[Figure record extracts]
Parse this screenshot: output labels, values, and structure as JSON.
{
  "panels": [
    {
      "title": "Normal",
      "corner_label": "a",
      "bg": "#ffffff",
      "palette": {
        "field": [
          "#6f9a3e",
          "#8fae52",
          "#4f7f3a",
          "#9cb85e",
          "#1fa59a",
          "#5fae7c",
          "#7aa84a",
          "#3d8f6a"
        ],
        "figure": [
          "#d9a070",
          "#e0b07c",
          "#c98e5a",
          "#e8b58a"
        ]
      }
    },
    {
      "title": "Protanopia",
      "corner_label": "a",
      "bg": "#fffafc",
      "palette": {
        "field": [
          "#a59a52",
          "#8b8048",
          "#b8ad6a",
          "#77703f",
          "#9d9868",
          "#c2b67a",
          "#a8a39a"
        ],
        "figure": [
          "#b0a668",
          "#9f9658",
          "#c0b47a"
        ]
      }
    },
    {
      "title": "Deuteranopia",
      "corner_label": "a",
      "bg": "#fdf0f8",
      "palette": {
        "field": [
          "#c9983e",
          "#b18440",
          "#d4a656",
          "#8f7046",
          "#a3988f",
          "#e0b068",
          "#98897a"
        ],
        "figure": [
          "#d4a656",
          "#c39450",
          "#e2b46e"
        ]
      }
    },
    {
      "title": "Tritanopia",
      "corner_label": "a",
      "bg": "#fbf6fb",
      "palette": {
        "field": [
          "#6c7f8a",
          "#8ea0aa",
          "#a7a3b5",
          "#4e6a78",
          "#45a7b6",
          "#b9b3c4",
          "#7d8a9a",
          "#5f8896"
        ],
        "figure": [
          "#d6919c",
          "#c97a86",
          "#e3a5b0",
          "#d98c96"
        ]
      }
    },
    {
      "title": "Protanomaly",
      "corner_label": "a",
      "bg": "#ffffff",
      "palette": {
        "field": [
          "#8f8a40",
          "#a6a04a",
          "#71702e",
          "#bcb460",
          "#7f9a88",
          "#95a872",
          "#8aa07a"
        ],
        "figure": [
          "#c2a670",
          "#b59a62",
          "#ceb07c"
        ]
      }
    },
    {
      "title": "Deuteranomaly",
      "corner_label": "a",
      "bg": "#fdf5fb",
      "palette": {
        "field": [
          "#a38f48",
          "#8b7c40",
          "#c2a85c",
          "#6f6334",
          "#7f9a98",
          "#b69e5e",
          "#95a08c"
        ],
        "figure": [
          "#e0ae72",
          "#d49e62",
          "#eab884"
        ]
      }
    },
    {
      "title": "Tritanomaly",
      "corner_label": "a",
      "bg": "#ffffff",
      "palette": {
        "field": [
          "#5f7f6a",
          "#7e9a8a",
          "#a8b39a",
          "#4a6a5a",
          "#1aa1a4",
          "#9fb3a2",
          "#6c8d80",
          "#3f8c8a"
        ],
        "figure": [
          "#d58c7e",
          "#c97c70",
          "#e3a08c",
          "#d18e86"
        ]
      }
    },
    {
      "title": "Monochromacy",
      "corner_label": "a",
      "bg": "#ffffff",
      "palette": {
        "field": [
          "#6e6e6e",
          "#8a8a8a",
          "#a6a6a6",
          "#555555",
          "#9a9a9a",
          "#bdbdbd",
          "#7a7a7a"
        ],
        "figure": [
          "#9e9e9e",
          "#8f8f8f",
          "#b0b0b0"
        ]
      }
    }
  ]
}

- **Your objective**: Filter the listing for the word "title" and copy every line that holds it.

- **Solution to the exercise**:
      "title": "Normal",
      "title": "Protanopia",
      "title": "Deuteranopia",
      "title": "Tritanopia",
      "title": "Protanomaly",
      "title": "Deuteranomaly",
      "title": "Tritanomaly",
      "title": "Monochromacy",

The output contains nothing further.